_Records about charts and figures_
#####
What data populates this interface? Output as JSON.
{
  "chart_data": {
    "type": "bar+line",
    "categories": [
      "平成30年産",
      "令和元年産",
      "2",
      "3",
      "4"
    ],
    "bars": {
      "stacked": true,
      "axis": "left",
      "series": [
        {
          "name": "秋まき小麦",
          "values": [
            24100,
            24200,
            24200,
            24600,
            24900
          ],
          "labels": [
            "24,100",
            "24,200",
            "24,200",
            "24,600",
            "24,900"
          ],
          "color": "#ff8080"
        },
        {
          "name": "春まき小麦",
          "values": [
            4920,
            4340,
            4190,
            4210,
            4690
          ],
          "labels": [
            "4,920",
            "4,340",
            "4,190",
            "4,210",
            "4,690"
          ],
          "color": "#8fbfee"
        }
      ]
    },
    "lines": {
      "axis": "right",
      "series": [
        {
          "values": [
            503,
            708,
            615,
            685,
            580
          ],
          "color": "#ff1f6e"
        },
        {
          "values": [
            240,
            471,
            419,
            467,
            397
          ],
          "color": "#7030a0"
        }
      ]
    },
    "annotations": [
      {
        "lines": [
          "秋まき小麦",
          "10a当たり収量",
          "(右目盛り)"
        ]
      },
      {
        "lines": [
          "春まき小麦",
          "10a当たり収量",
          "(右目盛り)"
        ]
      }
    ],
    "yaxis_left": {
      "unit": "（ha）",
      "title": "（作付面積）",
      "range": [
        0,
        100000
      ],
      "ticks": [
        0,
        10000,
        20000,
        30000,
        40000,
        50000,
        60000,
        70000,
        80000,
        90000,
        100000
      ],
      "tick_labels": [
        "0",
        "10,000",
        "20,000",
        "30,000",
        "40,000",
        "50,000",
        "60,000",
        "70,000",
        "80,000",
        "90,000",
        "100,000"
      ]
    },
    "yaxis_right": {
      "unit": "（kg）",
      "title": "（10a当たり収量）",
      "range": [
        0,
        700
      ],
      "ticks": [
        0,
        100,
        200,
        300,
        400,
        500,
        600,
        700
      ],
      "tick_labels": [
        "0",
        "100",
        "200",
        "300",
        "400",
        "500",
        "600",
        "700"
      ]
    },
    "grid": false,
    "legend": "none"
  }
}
#####
_The exercise_
Copy each line of the data exactly, leaving nothing out.

_Task response_
What data populates this interface? Output as JSON.
{
  "chart_data": {
    "type": "bar+line",
    "categories": [
      "平成30年産",
      "令和元年産",
      "2",
      "3",
      "4"
    ],
    "bars": {
      "stacked": true,
      "axis": "left",
      "series": [
        {
          "name": "秋まき小麦",
          "values": [
            24100,
            24200,
            24200,
            24600,
            24900
          ],
          "labels": [
            "24,100",
            "24,200",
            "24,200",
            "24,600",
            "24,900"
          ],
          "color": "#ff8080"
        },
        {
          "name": "春まき小麦",
          "values": [
            4920,
            4340,
            4190,
            4210,
            4690
          ],
          "labels": [
            "4,920",
            "4,340",
            "4,190",
            "4,210",
            "4,690"
          ],
          "color": "#8fbfee"
        }
      ]
    },
    "lines": {
      "axis": "right",
      "series": [
        {
          "values": [
            503,
            708,
            615,
            685,
            580
          ],
          "color": "#ff1f6e"
        },
        {
          "values": [
            240,
            471,
            419,
            467,
            397
          ],
          "color": "#7030a0"
        }
      ]
    },
    "annotations": [
      {
        "lines": [
          "秋まき小麦",
          "10a当たり収量",
          "(右目盛り)"
        ]
      },
      {
        "lines": [
          "春まき小麦",
          "10a当たり収量",
          "(右目盛り)"
        ]
      }
    ],
    "yaxis_left": {
      "unit": "（ha）",
      "title": "（作付面積）",
      "range": [
        0,
        100000
      ],
      "ticks": [
        0,
        10000,
        20000,
        30000,
        40000,
        50000,
        60000,
        70000,
        80000,
        90000,
        100000
      ],
      "tick_labels": [
        "0",
        "10,000",
        "20,000",
        "30,000",
        "40,000",
        "50,000",
        "60,000",
        "70,000",
        "80,000",
        "90,000",
        "100,000"
      ]
    },
    "yaxis_right": {
      "unit": "（kg）",
      "title": "（10a当たり収量）",
      "range": [
        0,
        700
      ],
      "ticks": [
        0,
        100,
        200,
        300,
        400,
        500,
        600,
        700
      ],
      "tick_labels": [
        "0",
        "100",
        "200",
        "300",
        "400",
        "500",
        "600",
        "700"
      ]
    },
    "grid": false,
    "legend": "none"
  }
}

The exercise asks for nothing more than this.